____ TEXTO EXTRAÍDO
23/09/2012

Satélite Artificial




Meu planeta, por um tempo, esqueceu-se de seu movimento de rotação. Esqueceu-se de introspecção, de reflexão. Esqueceu-se de si.
Nós - eu e meu planeta - nos preocupávamos demais com nosso satélite. Todo redondinho, paradinho, tão brilhante que parecia refletir luz do sol.
Sem a rotação, não tínhamos dia nem noite. Não tínhamos escuridão, nem luz. Mas não importava. Tínhamos o satélite. Tínhamos nós.
Os dias foram se acumulando aos pouquinhos, se perdendo no infinito da galáxia. Estávamos estagnados, mas nos sentíamos felizes.
Pensávamos em formar um novo sistema. Queríamos girar em torno do satélite, e assim irmos para longe, largando todo tempo para trás, sem receio algum.
Mas ele, apesar de tudo (tudo mesmo), não sabia o que fazer com o meu planeta. Não girava com ele, que é o que, na concepção humana - e planetária - deveria fazer naquela condição. Ele não queria ficar parado.
O satélite saiu da órbita. Meu planeta ficou sem por quem parar. Olhou para o infinito e viu os dias acumulados, dos quais ainda não fazia muita questão.
Meu planeta aprendeu com esse satélite que tudo o que é para ser, que tudo o que é natural, não sai da órbita, não vai embora. Fica lá para girar junto.
________
____ DADOS PARA REVISÃO
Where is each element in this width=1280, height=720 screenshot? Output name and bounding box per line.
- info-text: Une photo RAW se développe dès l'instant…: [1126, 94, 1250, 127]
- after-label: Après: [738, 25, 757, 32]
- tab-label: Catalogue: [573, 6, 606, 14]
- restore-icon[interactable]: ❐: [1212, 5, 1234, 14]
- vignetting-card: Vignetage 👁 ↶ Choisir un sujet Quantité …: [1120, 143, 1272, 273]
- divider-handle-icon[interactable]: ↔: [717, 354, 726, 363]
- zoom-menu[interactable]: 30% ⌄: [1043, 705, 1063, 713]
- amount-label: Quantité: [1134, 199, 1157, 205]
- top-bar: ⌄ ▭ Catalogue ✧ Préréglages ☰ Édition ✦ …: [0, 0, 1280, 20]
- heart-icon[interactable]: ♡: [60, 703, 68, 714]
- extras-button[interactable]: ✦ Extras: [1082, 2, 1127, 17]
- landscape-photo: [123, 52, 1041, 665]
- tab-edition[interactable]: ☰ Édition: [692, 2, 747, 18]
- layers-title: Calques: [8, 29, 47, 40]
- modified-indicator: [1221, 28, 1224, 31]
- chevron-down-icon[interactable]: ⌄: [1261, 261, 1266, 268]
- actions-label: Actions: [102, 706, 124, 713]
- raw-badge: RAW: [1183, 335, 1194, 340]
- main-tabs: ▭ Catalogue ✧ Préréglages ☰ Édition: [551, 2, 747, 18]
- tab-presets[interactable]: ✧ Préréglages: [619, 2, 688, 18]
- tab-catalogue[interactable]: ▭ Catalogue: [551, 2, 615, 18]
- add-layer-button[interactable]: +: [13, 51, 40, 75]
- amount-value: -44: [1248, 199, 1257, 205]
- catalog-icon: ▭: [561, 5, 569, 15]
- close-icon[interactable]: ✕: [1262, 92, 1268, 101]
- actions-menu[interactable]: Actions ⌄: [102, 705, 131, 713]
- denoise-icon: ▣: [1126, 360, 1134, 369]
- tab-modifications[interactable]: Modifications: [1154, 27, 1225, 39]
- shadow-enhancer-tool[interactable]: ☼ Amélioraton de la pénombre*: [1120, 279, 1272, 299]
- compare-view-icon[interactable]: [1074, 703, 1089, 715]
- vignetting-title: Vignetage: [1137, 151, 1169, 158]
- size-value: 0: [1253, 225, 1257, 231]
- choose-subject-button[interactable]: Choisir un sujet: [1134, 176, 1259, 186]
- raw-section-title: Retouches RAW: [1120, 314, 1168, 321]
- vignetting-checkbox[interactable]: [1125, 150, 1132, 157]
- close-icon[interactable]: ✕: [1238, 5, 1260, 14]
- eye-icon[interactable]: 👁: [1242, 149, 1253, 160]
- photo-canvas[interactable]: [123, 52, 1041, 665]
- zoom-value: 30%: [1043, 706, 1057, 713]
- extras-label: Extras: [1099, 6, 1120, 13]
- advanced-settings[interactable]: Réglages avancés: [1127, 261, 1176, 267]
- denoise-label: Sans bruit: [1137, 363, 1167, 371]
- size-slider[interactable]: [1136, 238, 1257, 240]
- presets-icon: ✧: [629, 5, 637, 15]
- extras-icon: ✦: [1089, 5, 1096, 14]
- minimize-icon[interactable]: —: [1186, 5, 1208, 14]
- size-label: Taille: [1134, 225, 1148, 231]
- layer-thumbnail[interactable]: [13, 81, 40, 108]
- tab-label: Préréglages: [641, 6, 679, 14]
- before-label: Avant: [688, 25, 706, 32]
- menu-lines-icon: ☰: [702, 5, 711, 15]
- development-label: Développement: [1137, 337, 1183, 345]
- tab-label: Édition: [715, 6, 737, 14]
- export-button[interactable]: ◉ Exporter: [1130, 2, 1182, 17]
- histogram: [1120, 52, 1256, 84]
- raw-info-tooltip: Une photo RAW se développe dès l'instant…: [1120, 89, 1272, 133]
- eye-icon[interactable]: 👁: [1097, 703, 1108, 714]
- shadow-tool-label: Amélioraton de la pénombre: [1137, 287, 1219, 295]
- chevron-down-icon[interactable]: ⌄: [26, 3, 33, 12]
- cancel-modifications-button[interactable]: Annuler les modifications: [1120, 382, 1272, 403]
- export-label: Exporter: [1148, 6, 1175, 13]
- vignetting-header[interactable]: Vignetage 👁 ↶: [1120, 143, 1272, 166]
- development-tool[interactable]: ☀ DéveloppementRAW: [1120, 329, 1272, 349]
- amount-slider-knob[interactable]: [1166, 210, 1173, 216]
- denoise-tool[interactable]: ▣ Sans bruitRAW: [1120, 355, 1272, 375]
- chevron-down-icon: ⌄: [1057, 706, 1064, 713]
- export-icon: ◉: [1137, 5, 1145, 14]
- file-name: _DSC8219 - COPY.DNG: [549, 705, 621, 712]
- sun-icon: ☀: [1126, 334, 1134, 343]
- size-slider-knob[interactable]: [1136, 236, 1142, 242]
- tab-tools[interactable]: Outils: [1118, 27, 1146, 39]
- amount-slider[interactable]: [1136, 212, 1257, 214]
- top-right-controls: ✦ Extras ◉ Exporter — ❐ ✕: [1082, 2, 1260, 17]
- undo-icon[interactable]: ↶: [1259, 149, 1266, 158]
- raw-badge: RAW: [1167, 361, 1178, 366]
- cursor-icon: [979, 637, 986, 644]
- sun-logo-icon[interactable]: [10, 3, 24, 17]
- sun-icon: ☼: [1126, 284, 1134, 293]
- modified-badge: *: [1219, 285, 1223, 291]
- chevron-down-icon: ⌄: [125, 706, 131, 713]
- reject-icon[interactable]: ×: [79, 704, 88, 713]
________
COMPLETE O SEGUINTE:
a. Com base no texto extraído, responda:
(i) De qual movimento o planeta se esqueceu por um tempo?
(ii) Sem a rotação, o que o planeta e o narrador não tinham?
(iii) Segundo o texto, o que o satélite fez, já que não queria ficar parado?
b. Reproduza fielmente o trecho do texto extraído que vai de "Meu planeta, por" até "sem receio algum.", inclusive.

TAREFAS RESOLVIDAS:
a.
(i) Do movimento de rotação.
(ii) Não tinham dia nem noite, nem escuridão ou luz.
(iii) Saiu da órbita.

b.
Meu planeta, por um tempo, esqueceu-se de seu movimento de rotação. Esqueceu-se de introspecção, de reflexão. Esqueceu-se de si.
Nós - eu e meu planeta - nos preocupávamos demais com nosso satélite. Todo redondinho, paradinho, tão brilhante que parecia refletir luz do sol.
Sem a rotação, não tínhamos dia nem noite. Não tínhamos escuridão, nem luz. Mas não importava. Tínhamos o satélite. Tínhamos nós.
Os dias foram se acumulando aos pouquinhos, se perdendo no infinito da galáxia. Estávamos estagnados, mas nos sentíamos felizes.
Pensávamos em formar um novo sistema. Queríamos girar em torno do satélite, e assim irmos para longe, largando todo tempo para trás, sem receio algum.